(Collected data entries)
———
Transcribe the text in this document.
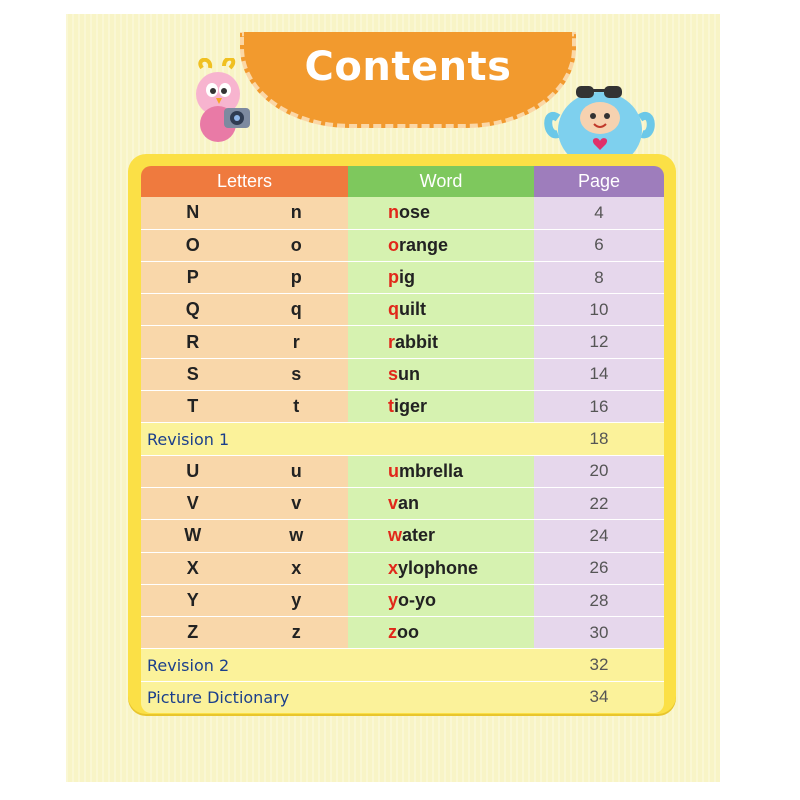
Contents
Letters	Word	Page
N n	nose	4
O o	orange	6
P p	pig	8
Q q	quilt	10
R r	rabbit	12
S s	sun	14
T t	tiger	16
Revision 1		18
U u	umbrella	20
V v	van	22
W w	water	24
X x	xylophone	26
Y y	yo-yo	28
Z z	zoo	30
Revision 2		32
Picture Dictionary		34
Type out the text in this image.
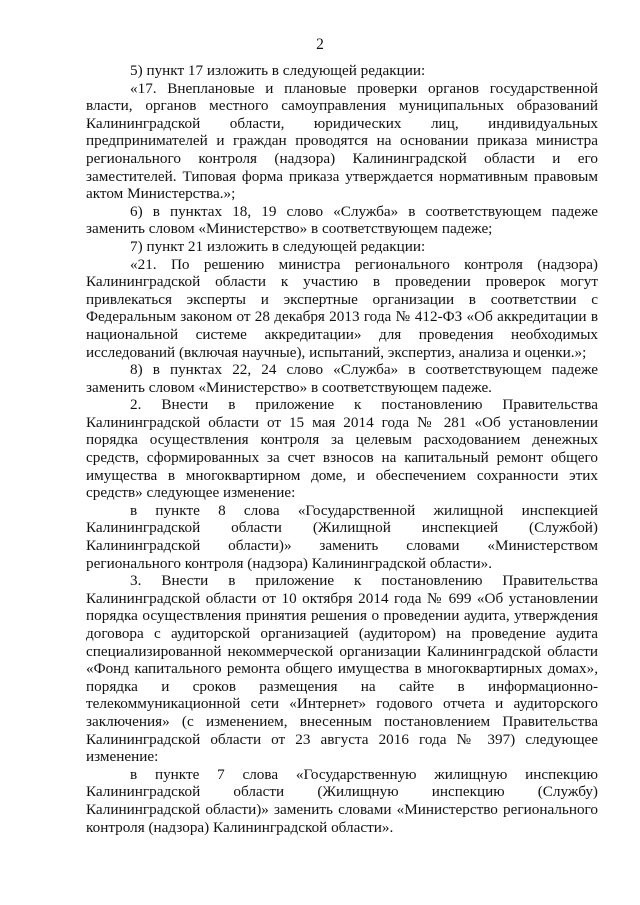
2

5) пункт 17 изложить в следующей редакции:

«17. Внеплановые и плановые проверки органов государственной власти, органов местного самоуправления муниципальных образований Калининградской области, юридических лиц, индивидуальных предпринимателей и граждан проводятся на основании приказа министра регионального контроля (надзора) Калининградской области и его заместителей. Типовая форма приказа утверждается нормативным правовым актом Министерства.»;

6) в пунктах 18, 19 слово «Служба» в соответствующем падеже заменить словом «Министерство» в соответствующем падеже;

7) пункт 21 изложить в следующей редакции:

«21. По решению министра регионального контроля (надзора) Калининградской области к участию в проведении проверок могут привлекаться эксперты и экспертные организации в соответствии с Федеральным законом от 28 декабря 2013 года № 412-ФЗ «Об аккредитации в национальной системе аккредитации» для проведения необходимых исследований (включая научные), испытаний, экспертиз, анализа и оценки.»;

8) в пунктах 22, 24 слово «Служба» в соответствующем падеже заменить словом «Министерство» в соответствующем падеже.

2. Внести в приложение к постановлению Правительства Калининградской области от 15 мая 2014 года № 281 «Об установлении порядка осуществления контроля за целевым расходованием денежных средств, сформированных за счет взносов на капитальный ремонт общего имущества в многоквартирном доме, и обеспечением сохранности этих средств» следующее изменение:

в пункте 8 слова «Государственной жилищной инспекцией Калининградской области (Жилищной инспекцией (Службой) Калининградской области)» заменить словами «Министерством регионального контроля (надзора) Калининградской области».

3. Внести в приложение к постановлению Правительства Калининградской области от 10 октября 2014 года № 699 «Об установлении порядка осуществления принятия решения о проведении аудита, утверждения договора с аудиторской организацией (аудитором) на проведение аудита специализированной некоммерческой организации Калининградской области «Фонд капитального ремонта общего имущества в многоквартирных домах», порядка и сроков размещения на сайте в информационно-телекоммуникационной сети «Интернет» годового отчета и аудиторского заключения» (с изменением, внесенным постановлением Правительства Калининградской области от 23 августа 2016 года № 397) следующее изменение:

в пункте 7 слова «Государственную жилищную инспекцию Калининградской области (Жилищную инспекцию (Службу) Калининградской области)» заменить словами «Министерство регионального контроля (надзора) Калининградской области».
———
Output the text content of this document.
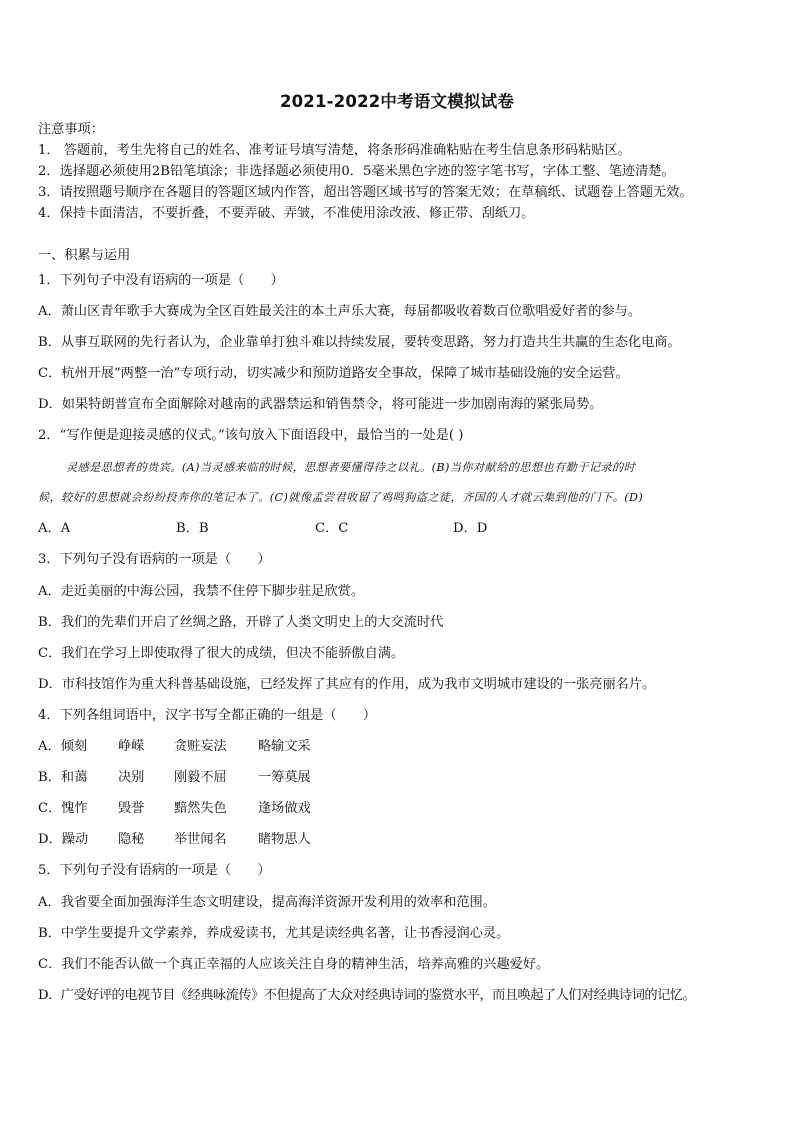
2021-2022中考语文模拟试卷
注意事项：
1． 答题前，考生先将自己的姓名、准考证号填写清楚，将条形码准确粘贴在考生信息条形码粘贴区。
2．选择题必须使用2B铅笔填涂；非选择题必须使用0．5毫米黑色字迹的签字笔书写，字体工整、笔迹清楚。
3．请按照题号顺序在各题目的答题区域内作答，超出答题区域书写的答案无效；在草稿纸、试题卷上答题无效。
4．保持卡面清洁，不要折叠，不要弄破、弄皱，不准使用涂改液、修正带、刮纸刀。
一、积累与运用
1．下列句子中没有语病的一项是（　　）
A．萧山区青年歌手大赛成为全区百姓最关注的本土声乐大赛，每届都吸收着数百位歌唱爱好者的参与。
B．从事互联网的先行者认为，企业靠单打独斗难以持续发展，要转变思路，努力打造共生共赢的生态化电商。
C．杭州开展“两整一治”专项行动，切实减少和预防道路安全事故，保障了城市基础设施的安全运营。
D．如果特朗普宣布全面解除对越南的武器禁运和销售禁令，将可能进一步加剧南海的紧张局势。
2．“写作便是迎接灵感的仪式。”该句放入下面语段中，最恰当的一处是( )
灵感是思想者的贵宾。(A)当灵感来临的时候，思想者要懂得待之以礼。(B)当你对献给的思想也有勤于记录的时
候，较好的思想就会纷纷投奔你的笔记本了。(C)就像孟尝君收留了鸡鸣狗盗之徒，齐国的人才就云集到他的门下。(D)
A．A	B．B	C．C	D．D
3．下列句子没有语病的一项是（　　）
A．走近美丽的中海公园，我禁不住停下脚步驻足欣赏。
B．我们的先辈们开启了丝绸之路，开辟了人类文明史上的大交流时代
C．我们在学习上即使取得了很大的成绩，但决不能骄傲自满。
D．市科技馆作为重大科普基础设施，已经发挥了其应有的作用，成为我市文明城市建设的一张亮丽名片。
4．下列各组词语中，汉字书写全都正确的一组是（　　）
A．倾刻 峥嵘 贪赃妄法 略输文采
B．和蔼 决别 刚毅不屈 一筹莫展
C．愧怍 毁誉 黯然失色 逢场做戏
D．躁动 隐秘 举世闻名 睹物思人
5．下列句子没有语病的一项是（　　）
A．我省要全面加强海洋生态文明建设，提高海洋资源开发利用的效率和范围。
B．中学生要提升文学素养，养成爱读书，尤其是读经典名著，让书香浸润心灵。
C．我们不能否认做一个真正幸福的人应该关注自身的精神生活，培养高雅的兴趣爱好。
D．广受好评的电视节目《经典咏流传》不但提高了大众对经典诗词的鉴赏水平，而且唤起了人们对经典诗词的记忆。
———
- EXERCISE:
Pick out the lines containing the string "text".

- RESPONSE BELOW:
Transcribe the text in this document.
Type out the text in this image.
Output the text content of this document.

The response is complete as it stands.